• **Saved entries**
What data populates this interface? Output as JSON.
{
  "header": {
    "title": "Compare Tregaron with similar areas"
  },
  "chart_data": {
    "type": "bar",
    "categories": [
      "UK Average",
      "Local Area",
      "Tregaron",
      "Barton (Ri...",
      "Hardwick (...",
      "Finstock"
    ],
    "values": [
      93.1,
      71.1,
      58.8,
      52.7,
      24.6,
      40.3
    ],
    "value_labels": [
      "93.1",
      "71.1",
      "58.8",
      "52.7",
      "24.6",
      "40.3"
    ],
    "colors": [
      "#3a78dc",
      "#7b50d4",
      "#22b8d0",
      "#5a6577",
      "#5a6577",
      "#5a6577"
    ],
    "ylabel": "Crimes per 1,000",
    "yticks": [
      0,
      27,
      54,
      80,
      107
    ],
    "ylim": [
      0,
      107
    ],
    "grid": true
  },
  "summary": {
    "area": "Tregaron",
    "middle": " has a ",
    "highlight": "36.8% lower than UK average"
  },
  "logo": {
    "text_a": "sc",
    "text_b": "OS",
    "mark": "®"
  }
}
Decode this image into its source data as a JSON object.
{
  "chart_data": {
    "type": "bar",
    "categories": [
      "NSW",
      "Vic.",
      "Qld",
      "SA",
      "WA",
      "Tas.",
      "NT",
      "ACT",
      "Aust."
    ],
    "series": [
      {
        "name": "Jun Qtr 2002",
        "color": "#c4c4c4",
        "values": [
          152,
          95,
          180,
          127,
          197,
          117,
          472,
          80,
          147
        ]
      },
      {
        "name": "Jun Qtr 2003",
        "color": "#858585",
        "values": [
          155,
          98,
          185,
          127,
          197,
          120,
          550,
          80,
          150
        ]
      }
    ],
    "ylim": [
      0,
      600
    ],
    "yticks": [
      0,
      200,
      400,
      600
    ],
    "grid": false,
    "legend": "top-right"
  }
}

• **Required task**
Transcribe the whole listing exactly.

• **Solution to this exercise**
What data populates this interface? Output as JSON.
{
  "header": {
    "title": "Compare Tregaron with similar areas"
  },
  "chart_data": {
    "type": "bar",
    "categories": [
      "UK Average",
      "Local Area",
      "Tregaron",
      "Barton (Ri...",
      "Hardwick (...",
      "Finstock"
    ],
    "values": [
      93.1,
      71.1,
      58.8,
      52.7,
      24.6,
      40.3
    ],
    "value_labels": [
      "93.1",
      "71.1",
      "58.8",
      "52.7",
      "24.6",
      "40.3"
    ],
    "colors": [
      "#3a78dc",
      "#7b50d4",
      "#22b8d0",
      "#5a6577",
      "#5a6577",
      "#5a6577"
    ],
    "ylabel": "Crimes per 1,000",
    "yticks": [
      0,
      27,
      54,
      80,
      107
    ],
    "ylim": [
      0,
      107
    ],
    "grid": true
  },
  "summary": {
    "area": "Tregaron",
    "middle": " has a ",
    "highlight": "36.8% lower than UK average"
  },
  "logo": {
    "text_a": "sc",
    "text_b": "OS",
    "mark": "®"
  }
}
Decode this image into its source data as a JSON object.
{
  "chart_data": {
    "type": "bar",
    "categories": [
      "NSW",
      "Vic.",
      "Qld",
      "SA",
      "WA",
      "Tas.",
      "NT",
      "ACT",
      "Aust."
    ],
    "series": [
      {
        "name": "Jun Qtr 2002",
        "color": "#c4c4c4",
        "values": [
          152,
          95,
          180,
          127,
          197,
          117,
          472,
          80,
          147
        ]
      },
      {
        "name": "Jun Qtr 2003",
        "color": "#858585",
        "values": [
          155,
          98,
          185,
          127,
          197,
          120,
          550,
          80,
          150
        ]
      }
    ],
    "ylim": [
      0,
      600
    ],
    "yticks": [
      0,
      200,
      400,
      600
    ],
    "grid": false,
    "legend": "top-right"
  }
}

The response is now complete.